▸ Given task
Here are some records. Copy each one exactly.

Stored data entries
[START]
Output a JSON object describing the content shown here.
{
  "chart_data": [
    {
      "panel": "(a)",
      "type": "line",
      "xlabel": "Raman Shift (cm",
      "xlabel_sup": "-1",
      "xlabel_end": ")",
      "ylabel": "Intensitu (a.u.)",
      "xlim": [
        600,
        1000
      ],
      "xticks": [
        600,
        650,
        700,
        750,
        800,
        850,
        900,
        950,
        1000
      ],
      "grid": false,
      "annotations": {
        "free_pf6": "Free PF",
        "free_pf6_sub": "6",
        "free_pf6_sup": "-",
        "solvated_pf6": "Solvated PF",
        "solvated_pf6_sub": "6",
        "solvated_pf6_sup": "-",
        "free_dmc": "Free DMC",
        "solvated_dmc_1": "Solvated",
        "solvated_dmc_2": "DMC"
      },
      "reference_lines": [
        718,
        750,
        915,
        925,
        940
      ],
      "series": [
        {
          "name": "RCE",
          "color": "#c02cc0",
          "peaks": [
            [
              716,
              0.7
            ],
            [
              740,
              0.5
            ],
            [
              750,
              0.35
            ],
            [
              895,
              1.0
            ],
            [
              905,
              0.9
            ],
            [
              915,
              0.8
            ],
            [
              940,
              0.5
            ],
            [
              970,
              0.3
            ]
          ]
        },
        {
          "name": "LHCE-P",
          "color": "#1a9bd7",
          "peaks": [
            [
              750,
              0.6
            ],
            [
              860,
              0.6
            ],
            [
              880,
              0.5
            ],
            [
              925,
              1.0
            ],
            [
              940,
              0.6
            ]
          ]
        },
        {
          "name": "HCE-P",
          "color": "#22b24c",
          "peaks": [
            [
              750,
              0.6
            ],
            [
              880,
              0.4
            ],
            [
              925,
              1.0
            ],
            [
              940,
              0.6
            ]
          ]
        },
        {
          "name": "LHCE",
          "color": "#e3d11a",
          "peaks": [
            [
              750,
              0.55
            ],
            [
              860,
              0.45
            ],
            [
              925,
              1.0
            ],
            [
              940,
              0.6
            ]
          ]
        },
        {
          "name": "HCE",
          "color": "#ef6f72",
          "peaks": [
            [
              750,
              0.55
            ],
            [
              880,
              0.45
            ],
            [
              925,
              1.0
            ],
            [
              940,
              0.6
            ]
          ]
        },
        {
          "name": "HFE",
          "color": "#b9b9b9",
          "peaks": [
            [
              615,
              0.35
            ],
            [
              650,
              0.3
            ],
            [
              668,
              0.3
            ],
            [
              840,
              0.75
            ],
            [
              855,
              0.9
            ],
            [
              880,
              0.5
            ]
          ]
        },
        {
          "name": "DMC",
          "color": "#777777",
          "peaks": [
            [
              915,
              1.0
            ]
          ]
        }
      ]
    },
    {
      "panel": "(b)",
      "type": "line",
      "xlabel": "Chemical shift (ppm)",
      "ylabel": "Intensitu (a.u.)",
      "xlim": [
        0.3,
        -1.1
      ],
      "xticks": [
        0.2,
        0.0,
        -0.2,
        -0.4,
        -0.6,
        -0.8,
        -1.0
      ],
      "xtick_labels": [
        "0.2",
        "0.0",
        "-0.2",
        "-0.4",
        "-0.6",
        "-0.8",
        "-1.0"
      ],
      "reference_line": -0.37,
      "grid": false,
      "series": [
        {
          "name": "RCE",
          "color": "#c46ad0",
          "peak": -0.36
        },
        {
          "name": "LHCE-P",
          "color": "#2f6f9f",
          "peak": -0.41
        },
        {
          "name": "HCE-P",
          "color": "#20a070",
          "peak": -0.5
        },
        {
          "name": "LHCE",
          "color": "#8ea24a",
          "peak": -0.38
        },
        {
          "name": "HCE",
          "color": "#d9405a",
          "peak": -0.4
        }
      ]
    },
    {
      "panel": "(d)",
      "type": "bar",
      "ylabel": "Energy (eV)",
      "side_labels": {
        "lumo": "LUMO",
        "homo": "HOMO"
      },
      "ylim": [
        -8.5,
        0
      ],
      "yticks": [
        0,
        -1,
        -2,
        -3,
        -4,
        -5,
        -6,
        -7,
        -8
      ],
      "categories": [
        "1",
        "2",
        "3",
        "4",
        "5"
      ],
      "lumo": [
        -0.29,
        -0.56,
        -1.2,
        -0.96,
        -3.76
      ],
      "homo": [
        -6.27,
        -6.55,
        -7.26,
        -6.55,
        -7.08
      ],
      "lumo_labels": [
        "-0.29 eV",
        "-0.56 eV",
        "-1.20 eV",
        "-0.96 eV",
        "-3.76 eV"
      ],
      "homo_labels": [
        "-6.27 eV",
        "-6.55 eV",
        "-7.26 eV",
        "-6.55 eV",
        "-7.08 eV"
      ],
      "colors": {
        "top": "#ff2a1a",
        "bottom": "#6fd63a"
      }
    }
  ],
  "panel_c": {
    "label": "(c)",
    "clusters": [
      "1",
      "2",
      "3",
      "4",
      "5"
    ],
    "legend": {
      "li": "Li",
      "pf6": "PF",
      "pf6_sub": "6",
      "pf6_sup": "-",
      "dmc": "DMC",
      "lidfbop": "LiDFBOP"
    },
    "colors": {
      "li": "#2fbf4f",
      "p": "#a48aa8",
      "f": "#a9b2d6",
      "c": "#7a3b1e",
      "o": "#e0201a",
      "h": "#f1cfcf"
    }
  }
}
[END]
▸ Full response
Output a JSON object describing the content shown here.
{
  "chart_data": [
    {
      "panel": "(a)",
      "type": "line",
      "xlabel": "Raman Shift (cm",
      "xlabel_sup": "-1",
      "xlabel_end": ")",
      "ylabel": "Intensitu (a.u.)",
      "xlim": [
        600,
        1000
      ],
      "xticks": [
        600,
        650,
        700,
        750,
        800,
        850,
        900,
        950,
        1000
      ],
      "grid": false,
      "annotations": {
        "free_pf6": "Free PF",
        "free_pf6_sub": "6",
        "free_pf6_sup": "-",
        "solvated_pf6": "Solvated PF",
        "solvated_pf6_sub": "6",
        "solvated_pf6_sup": "-",
        "free_dmc": "Free DMC",
        "solvated_dmc_1": "Solvated",
        "solvated_dmc_2": "DMC"
      },
      "reference_lines": [
        718,
        750,
        915,
        925,
        940
      ],
      "series": [
        {
          "name": "RCE",
          "color": "#c02cc0",
          "peaks": [
            [
              716,
              0.7
            ],
            [
              740,
              0.5
            ],
            [
              750,
              0.35
            ],
            [
              895,
              1.0
            ],
            [
              905,
              0.9
            ],
            [
              915,
              0.8
            ],
            [
              940,
              0.5
            ],
            [
              970,
              0.3
            ]
          ]
        },
        {
          "name": "LHCE-P",
          "color": "#1a9bd7",
          "peaks": [
            [
              750,
              0.6
            ],
            [
              860,
              0.6
            ],
            [
              880,
              0.5
            ],
            [
              925,
              1.0
            ],
            [
              940,
              0.6
            ]
          ]
        },
        {
          "name": "HCE-P",
          "color": "#22b24c",
          "peaks": [
            [
              750,
              0.6
            ],
            [
              880,
              0.4
            ],
            [
              925,
              1.0
            ],
            [
              940,
              0.6
            ]
          ]
        },
        {
          "name": "LHCE",
          "color": "#e3d11a",
          "peaks": [
            [
              750,
              0.55
            ],
            [
              860,
              0.45
            ],
            [
              925,
              1.0
            ],
            [
              940,
              0.6
            ]
          ]
        },
        {
          "name": "HCE",
          "color": "#ef6f72",
          "peaks": [
            [
              750,
              0.55
            ],
            [
              880,
              0.45
            ],
            [
              925,
              1.0
            ],
            [
              940,
              0.6
            ]
          ]
        },
        {
          "name": "HFE",
          "color": "#b9b9b9",
          "peaks": [
            [
              615,
              0.35
            ],
            [
              650,
              0.3
            ],
            [
              668,
              0.3
            ],
            [
              840,
              0.75
            ],
            [
              855,
              0.9
            ],
            [
              880,
              0.5
            ]
          ]
        },
        {
          "name": "DMC",
          "color": "#777777",
          "peaks": [
            [
              915,
              1.0
            ]
          ]
        }
      ]
    },
    {
      "panel": "(b)",
      "type": "line",
      "xlabel": "Chemical shift (ppm)",
      "ylabel": "Intensitu (a.u.)",
      "xlim": [
        0.3,
        -1.1
      ],
      "xticks": [
        0.2,
        0.0,
        -0.2,
        -0.4,
        -0.6,
        -0.8,
        -1.0
      ],
      "xtick_labels": [
        "0.2",
        "0.0",
        "-0.2",
        "-0.4",
        "-0.6",
        "-0.8",
        "-1.0"
      ],
      "reference_line": -0.37,
      "grid": false,
      "series": [
        {
          "name": "RCE",
          "color": "#c46ad0",
          "peak": -0.36
        },
        {
          "name": "LHCE-P",
          "color": "#2f6f9f",
          "peak": -0.41
        },
        {
          "name": "HCE-P",
          "color": "#20a070",
          "peak": -0.5
        },
        {
          "name": "LHCE",
          "color": "#8ea24a",
          "peak": -0.38
        },
        {
          "name": "HCE",
          "color": "#d9405a",
          "peak": -0.4
        }
      ]
    },
    {
      "panel": "(d)",
      "type": "bar",
      "ylabel": "Energy (eV)",
      "side_labels": {
        "lumo": "LUMO",
        "homo": "HOMO"
      },
      "ylim": [
        -8.5,
        0
      ],
      "yticks": [
        0,
        -1,
        -2,
        -3,
        -4,
        -5,
        -6,
        -7,
        -8
      ],
      "categories": [
        "1",
        "2",
        "3",
        "4",
        "5"
      ],
      "lumo": [
        -0.29,
        -0.56,
        -1.2,
        -0.96,
        -3.76
      ],
      "homo": [
        -6.27,
        -6.55,
        -7.26,
        -6.55,
        -7.08
      ],
      "lumo_labels": [
        "-0.29 eV",
        "-0.56 eV",
        "-1.20 eV",
        "-0.96 eV",
        "-3.76 eV"
      ],
      "homo_labels": [
        "-6.27 eV",
        "-6.55 eV",
        "-7.26 eV",
        "-6.55 eV",
        "-7.08 eV"
      ],
      "colors": {
        "top": "#ff2a1a",
        "bottom": "#6fd63a"
      }
    }
  ],
  "panel_c": {
    "label": "(c)",
    "clusters": [
      "1",
      "2",
      "3",
      "4",
      "5"
    ],
    "legend": {
      "li": "Li",
      "pf6": "PF",
      "pf6_sub": "6",
      "pf6_sup": "-",
      "dmc": "DMC",
      "lidfbop": "LiDFBOP"
    },
    "colors": {
      "li": "#2fbf4f",
      "p": "#a48aa8",
      "f": "#a9b2d6",
      "c": "#7a3b1e",
      "o": "#e0201a",
      "h": "#f1cfcf"
    }
  }
}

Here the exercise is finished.